### Objective
Set every record down verbatim and omit the pictures.

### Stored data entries
>> BEGIN

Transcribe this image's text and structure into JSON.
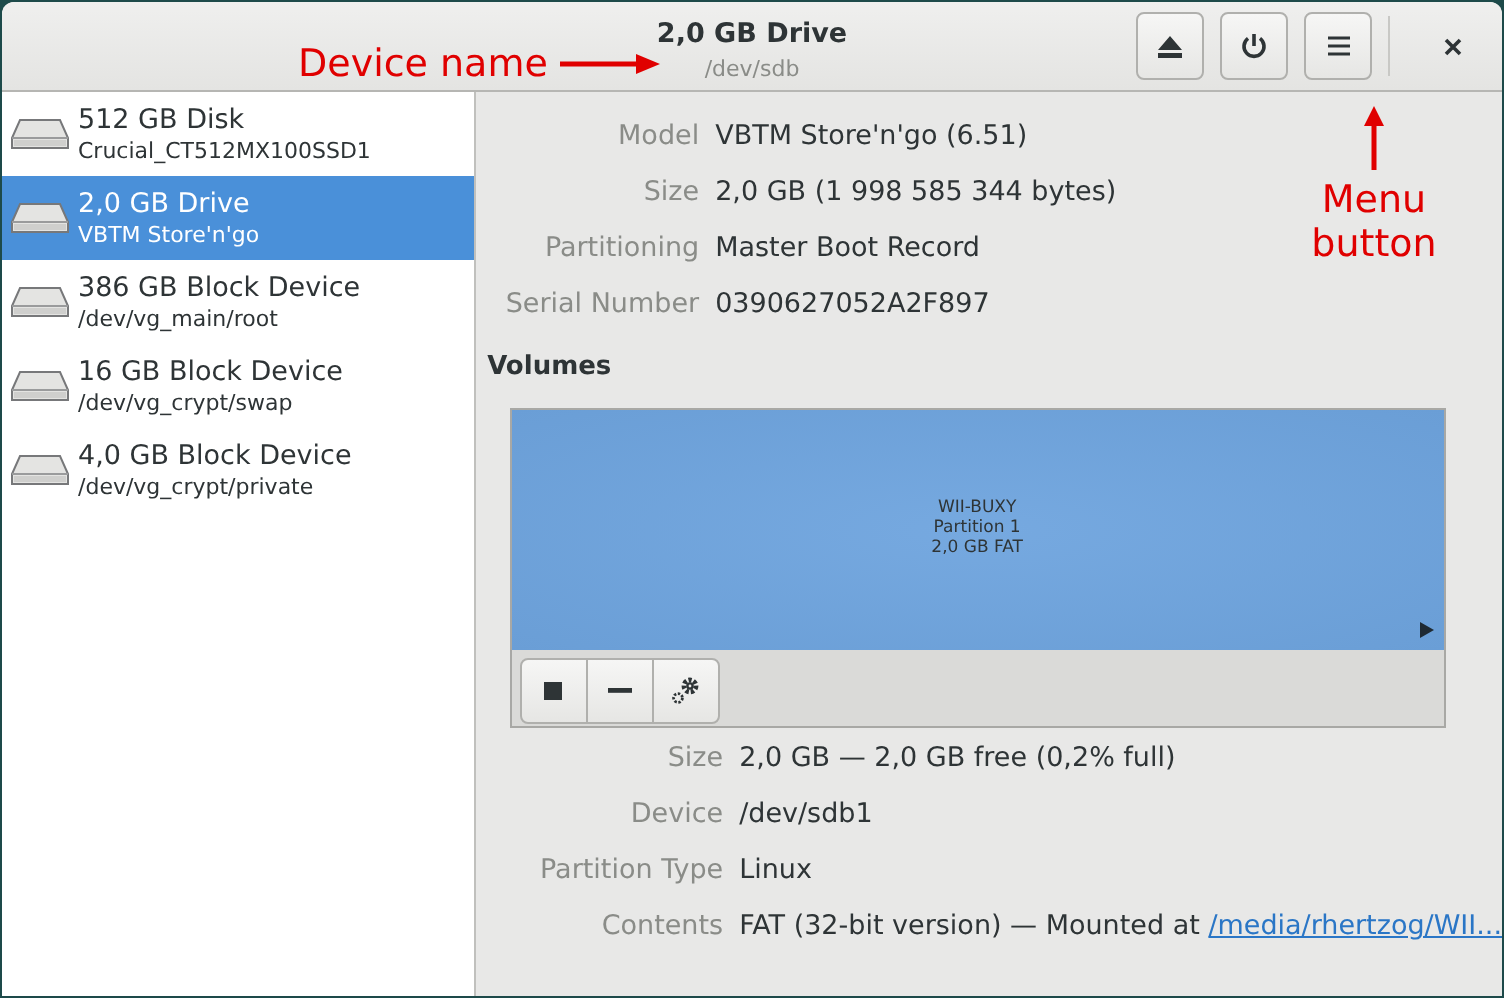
{
  "window": {
    "title": "2,0 GB Drive",
    "subtitle": "/dev/sdb"
  },
  "devices": [
    {
      "name": "512 GB Disk",
      "detail": "Crucial_CT512MX100SSD1",
      "selected": false
    },
    {
      "name": "2,0 GB Drive",
      "detail": "VBTM Store'n'go",
      "selected": true
    },
    {
      "name": "386 GB Block Device",
      "detail": "/dev/vg_main/root",
      "selected": false
    },
    {
      "name": "16 GB Block Device",
      "detail": "/dev/vg_crypt/swap",
      "selected": false
    },
    {
      "name": "4,0 GB Block Device",
      "detail": "/dev/vg_crypt/private",
      "selected": false
    }
  ],
  "drive_details": [
    {
      "label": "Model",
      "value": "VBTM Store'n'go (6.51)"
    },
    {
      "label": "Size",
      "value": "2,0 GB (1 998 585 344 bytes)"
    },
    {
      "label": "Partitioning",
      "value": "Master Boot Record"
    },
    {
      "label": "Serial Number",
      "value": "0390627052A2F897"
    }
  ],
  "volumes": {
    "heading": "Volumes",
    "partition": {
      "lines": [
        "WII-BUXY",
        "Partition 1",
        "2,0 GB FAT"
      ]
    },
    "details": [
      {
        "label": "Size",
        "value": "2,0 GB — 2,0 GB free (0,2% full)"
      },
      {
        "label": "Device",
        "value": "/dev/sdb1"
      },
      {
        "label": "Partition Type",
        "value": "Linux"
      },
      {
        "label": "Contents",
        "value": "FAT (32-bit version) — Mounted at ",
        "link": "/media/rhertzog/WII..."
      }
    ]
  },
  "annotations": [
    {
      "text": "Device name",
      "kind": "right"
    },
    {
      "text": "Menu button",
      "kind": "up"
    }
  ]
}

>> END

### Full response
Transcribe this image's text and structure into JSON.
{
  "window": {
    "title": "2,0 GB Drive",
    "subtitle": "/dev/sdb"
  },
  "devices": [
    {
      "name": "512 GB Disk",
      "detail": "Crucial_CT512MX100SSD1",
      "selected": false
    },
    {
      "name": "2,0 GB Drive",
      "detail": "VBTM Store'n'go",
      "selected": true
    },
    {
      "name": "386 GB Block Device",
      "detail": "/dev/vg_main/root",
      "selected": false
    },
    {
      "name": "16 GB Block Device",
      "detail": "/dev/vg_crypt/swap",
      "selected": false
    },
    {
      "name": "4,0 GB Block Device",
      "detail": "/dev/vg_crypt/private",
      "selected": false
    }
  ],
  "drive_details": [
    {
      "label": "Model",
      "value": "VBTM Store'n'go (6.51)"
    },
    {
      "label": "Size",
      "value": "2,0 GB (1 998 585 344 bytes)"
    },
    {
      "label": "Partitioning",
      "value": "Master Boot Record"
    },
    {
      "label": "Serial Number",
      "value": "0390627052A2F897"
    }
  ],
  "volumes": {
    "heading": "Volumes",
    "partition": {
      "lines": [
        "WII-BUXY",
        "Partition 1",
        "2,0 GB FAT"
      ]
    },
    "details": [
      {
        "label": "Size",
        "value": "2,0 GB — 2,0 GB free (0,2% full)"
      },
      {
        "label": "Device",
        "value": "/dev/sdb1"
      },
      {
        "label": "Partition Type",
        "value": "Linux"
      },
      {
        "label": "Contents",
        "value": "FAT (32-bit version) — Mounted at ",
        "link": "/media/rhertzog/WII..."
      }
    ]
  },
  "annotations": [
    {
      "text": "Device name",
      "kind": "right"
    },
    {
      "text": "Menu button",
      "kind": "up"
    }
  ]
}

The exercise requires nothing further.